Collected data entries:

****

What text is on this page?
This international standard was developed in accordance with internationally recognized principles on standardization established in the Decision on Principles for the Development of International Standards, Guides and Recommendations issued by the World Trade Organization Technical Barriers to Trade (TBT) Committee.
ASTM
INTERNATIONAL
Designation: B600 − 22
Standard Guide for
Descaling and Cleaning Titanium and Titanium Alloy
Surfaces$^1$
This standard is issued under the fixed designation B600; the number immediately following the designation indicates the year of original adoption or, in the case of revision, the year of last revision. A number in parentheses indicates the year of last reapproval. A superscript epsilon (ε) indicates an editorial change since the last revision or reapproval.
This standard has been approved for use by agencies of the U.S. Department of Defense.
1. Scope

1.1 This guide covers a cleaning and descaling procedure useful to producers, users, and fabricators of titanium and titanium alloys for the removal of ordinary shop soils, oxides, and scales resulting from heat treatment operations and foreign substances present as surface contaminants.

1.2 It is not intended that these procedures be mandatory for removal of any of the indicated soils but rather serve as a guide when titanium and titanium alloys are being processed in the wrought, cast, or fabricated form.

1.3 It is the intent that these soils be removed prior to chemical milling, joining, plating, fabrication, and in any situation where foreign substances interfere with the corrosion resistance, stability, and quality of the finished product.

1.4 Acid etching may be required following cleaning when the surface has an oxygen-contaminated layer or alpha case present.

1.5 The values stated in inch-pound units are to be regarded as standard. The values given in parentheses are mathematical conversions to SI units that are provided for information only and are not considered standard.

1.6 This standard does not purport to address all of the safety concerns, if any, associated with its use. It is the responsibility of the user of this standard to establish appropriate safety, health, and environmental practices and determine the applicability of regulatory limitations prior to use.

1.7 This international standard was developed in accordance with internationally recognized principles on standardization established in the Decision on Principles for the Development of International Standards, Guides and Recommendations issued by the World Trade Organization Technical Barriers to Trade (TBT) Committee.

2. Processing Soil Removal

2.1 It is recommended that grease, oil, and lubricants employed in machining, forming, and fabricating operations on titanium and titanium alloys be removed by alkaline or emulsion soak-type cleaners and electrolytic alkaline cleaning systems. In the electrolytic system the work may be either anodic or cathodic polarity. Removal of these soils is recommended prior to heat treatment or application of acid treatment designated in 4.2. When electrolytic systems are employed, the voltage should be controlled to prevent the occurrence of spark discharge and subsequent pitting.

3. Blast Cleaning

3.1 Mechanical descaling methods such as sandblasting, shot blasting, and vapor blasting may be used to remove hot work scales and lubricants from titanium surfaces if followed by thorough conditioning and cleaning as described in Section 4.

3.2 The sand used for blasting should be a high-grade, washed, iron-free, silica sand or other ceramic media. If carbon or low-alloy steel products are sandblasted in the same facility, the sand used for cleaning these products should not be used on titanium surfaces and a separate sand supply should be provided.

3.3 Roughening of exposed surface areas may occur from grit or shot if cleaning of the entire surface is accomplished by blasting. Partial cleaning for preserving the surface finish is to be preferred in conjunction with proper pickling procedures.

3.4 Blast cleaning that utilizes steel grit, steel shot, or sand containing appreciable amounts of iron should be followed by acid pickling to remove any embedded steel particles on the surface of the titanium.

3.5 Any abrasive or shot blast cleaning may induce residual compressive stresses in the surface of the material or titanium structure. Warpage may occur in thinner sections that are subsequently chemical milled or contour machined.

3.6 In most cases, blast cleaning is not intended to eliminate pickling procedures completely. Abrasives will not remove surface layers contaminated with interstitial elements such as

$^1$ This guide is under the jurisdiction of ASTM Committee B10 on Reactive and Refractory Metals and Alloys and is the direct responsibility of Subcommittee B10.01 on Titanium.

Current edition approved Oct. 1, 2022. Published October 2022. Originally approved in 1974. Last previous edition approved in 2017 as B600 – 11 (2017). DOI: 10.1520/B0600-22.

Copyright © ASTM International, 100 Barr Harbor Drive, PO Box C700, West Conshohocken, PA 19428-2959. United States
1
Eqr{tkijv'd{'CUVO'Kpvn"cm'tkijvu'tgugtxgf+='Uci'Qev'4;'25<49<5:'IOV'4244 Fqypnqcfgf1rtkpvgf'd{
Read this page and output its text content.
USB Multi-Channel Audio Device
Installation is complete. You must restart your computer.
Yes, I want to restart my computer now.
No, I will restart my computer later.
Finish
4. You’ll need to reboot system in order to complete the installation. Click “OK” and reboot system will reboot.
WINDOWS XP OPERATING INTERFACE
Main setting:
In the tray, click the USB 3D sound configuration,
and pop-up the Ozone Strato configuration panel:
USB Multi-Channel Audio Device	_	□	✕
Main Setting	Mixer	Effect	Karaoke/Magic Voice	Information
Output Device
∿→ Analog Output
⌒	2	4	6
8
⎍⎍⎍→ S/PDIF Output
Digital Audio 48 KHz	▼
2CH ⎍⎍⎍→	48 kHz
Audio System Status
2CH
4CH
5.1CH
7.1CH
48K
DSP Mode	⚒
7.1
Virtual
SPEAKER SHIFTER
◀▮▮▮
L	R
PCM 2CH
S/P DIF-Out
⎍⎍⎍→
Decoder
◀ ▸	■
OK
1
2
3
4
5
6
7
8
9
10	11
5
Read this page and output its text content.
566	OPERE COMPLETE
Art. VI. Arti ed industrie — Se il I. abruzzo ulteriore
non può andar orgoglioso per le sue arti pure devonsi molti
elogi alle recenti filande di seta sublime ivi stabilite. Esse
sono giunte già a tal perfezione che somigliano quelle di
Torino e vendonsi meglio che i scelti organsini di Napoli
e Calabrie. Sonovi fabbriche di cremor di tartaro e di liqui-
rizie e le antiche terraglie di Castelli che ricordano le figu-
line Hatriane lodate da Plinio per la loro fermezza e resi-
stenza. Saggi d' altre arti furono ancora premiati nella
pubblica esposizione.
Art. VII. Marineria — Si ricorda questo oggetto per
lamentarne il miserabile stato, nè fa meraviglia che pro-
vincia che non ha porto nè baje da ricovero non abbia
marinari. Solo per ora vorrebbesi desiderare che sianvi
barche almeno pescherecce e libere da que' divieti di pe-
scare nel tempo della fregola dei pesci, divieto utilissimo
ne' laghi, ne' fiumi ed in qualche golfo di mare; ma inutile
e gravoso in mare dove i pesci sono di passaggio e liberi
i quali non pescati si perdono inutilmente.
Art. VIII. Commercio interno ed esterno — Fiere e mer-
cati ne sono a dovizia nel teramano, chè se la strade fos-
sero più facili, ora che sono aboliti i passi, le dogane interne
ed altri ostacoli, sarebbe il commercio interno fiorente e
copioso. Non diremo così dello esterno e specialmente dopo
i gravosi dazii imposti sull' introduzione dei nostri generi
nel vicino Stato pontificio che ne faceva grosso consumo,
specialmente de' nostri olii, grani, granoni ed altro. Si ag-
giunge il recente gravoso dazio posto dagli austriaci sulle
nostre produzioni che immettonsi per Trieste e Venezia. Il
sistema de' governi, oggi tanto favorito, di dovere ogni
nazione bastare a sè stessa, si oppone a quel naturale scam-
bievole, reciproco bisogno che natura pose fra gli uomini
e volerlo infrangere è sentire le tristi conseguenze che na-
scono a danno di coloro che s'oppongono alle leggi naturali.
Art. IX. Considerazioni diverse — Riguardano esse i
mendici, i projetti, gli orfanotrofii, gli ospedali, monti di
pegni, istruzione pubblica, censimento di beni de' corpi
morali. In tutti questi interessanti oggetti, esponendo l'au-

****

What is being asked -
Reproduce the complete data exactly as presented above.

Task solution -
What text is on this page?
This international standard was developed in accordance with internationally recognized principles on standardization established in the Decision on Principles for the Development of International Standards, Guides and Recommendations issued by the World Trade Organization Technical Barriers to Trade (TBT) Committee.
ASTM
INTERNATIONAL
Designation: B600 − 22
Standard Guide for
Descaling and Cleaning Titanium and Titanium Alloy
Surfaces$^1$
This standard is issued under the fixed designation B600; the number immediately following the designation indicates the year of original adoption or, in the case of revision, the year of last revision. A number in parentheses indicates the year of last reapproval. A superscript epsilon (ε) indicates an editorial change since the last revision or reapproval.
This standard has been approved for use by agencies of the U.S. Department of Defense.
1. Scope

1.1 This guide covers a cleaning and descaling procedure useful to producers, users, and fabricators of titanium and titanium alloys for the removal of ordinary shop soils, oxides, and scales resulting from heat treatment operations and foreign substances present as surface contaminants.

1.2 It is not intended that these procedures be mandatory for removal of any of the indicated soils but rather serve as a guide when titanium and titanium alloys are being processed in the wrought, cast, or fabricated form.

1.3 It is the intent that these soils be removed prior to chemical milling, joining, plating, fabrication, and in any situation where foreign substances interfere with the corrosion resistance, stability, and quality of the finished product.

1.4 Acid etching may be required following cleaning when the surface has an oxygen-contaminated layer or alpha case present.

1.5 The values stated in inch-pound units are to be regarded as standard. The values given in parentheses are mathematical conversions to SI units that are provided for information only and are not considered standard.

1.6 This standard does not purport to address all of the safety concerns, if any, associated with its use. It is the responsibility of the user of this standard to establish appropriate safety, health, and environmental practices and determine the applicability of regulatory limitations prior to use.

1.7 This international standard was developed in accordance with internationally recognized principles on standardization established in the Decision on Principles for the Development of International Standards, Guides and Recommendations issued by the World Trade Organization Technical Barriers to Trade (TBT) Committee.

2. Processing Soil Removal

2.1 It is recommended that grease, oil, and lubricants employed in machining, forming, and fabricating operations on titanium and titanium alloys be removed by alkaline or emulsion soak-type cleaners and electrolytic alkaline cleaning systems. In the electrolytic system the work may be either anodic or cathodic polarity. Removal of these soils is recommended prior to heat treatment or application of acid treatment designated in 4.2. When electrolytic systems are employed, the voltage should be controlled to prevent the occurrence of spark discharge and subsequent pitting.

3. Blast Cleaning

3.1 Mechanical descaling methods such as sandblasting, shot blasting, and vapor blasting may be used to remove hot work scales and lubricants from titanium surfaces if followed by thorough conditioning and cleaning as described in Section 4.

3.2 The sand used for blasting should be a high-grade, washed, iron-free, silica sand or other ceramic media. If carbon or low-alloy steel products are sandblasted in the same facility, the sand used for cleaning these products should not be used on titanium surfaces and a separate sand supply should be provided.

3.3 Roughening of exposed surface areas may occur from grit or shot if cleaning of the entire surface is accomplished by blasting. Partial cleaning for preserving the surface finish is to be preferred in conjunction with proper pickling procedures.

3.4 Blast cleaning that utilizes steel grit, steel shot, or sand containing appreciable amounts of iron should be followed by acid pickling to remove any embedded steel particles on the surface of the titanium.

3.5 Any abrasive or shot blast cleaning may induce residual compressive stresses in the surface of the material or titanium structure. Warpage may occur in thinner sections that are subsequently chemical milled or contour machined.

3.6 In most cases, blast cleaning is not intended to eliminate pickling procedures completely. Abrasives will not remove surface layers contaminated with interstitial elements such as

$^1$ This guide is under the jurisdiction of ASTM Committee B10 on Reactive and Refractory Metals and Alloys and is the direct responsibility of Subcommittee B10.01 on Titanium.

Current edition approved Oct. 1, 2022. Published October 2022. Originally approved in 1974. Last previous edition approved in 2017 as B600 – 11 (2017). DOI: 10.1520/B0600-22.

Copyright © ASTM International, 100 Barr Harbor Drive, PO Box C700, West Conshohocken, PA 19428-2959. United States
1
Eqr{tkijv'd{'CUVO'Kpvn"cm'tkijvu'tgugtxgf+='Uci'Qev'4;'25<49<5:'IOV'4244 Fqypnqcfgf1rtkpvgf'd{
Read this page and output its text content.
USB Multi-Channel Audio Device
Installation is complete. You must restart your computer.
Yes, I want to restart my computer now.
No, I will restart my computer later.
Finish
4. You’ll need to reboot system in order to complete the installation. Click “OK” and reboot system will reboot.
WINDOWS XP OPERATING INTERFACE
Main setting:
In the tray, click the USB 3D sound configuration,
and pop-up the Ozone Strato configuration panel:
USB Multi-Channel Audio Device	_	□	✕
Main Setting	Mixer	Effect	Karaoke/Magic Voice	Information
Output Device
∿→ Analog Output
⌒	2	4	6
8
⎍⎍⎍→ S/PDIF Output
Digital Audio 48 KHz	▼
2CH ⎍⎍⎍→	48 kHz
Audio System Status
2CH
4CH
5.1CH
7.1CH
48K
DSP Mode	⚒
7.1
Virtual
SPEAKER SHIFTER
◀▮▮▮
L	R
PCM 2CH
S/P DIF-Out
⎍⎍⎍→
Decoder
◀ ▸	■
OK
1
2
3
4
5
6
7
8
9
10	11
5
Read this page and output its text content.
566	OPERE COMPLETE
Art. VI. Arti ed industrie — Se il I. abruzzo ulteriore
non può andar orgoglioso per le sue arti pure devonsi molti
elogi alle recenti filande di seta sublime ivi stabilite. Esse
sono giunte già a tal perfezione che somigliano quelle di
Torino e vendonsi meglio che i scelti organsini di Napoli
e Calabrie. Sonovi fabbriche di cremor di tartaro e di liqui-
rizie e le antiche terraglie di Castelli che ricordano le figu-
line Hatriane lodate da Plinio per la loro fermezza e resi-
stenza. Saggi d' altre arti furono ancora premiati nella
pubblica esposizione.
Art. VII. Marineria — Si ricorda questo oggetto per
lamentarne il miserabile stato, nè fa meraviglia che pro-
vincia che non ha porto nè baje da ricovero non abbia
marinari. Solo per ora vorrebbesi desiderare che sianvi
barche almeno pescherecce e libere da que' divieti di pe-
scare nel tempo della fregola dei pesci, divieto utilissimo
ne' laghi, ne' fiumi ed in qualche golfo di mare; ma inutile
e gravoso in mare dove i pesci sono di passaggio e liberi
i quali non pescati si perdono inutilmente.
Art. VIII. Commercio interno ed esterno — Fiere e mer-
cati ne sono a dovizia nel teramano, chè se la strade fos-
sero più facili, ora che sono aboliti i passi, le dogane interne
ed altri ostacoli, sarebbe il commercio interno fiorente e
copioso. Non diremo così dello esterno e specialmente dopo
i gravosi dazii imposti sull' introduzione dei nostri generi
nel vicino Stato pontificio che ne faceva grosso consumo,
specialmente de' nostri olii, grani, granoni ed altro. Si ag-
giunge il recente gravoso dazio posto dagli austriaci sulle
nostre produzioni che immettonsi per Trieste e Venezia. Il
sistema de' governi, oggi tanto favorito, di dovere ogni
nazione bastare a sè stessa, si oppone a quel naturale scam-
bievole, reciproco bisogno che natura pose fra gli uomini
e volerlo infrangere è sentire le tristi conseguenze che na-
scono a danno di coloro che s'oppongono alle leggi naturali.
Art. IX. Considerazioni diverse — Riguardano esse i
mendici, i projetti, gli orfanotrofii, gli ospedali, monti di
pegni, istruzione pubblica, censimento di beni de' corpi
morali. In tutti questi interessanti oggetti, esponendo l'au-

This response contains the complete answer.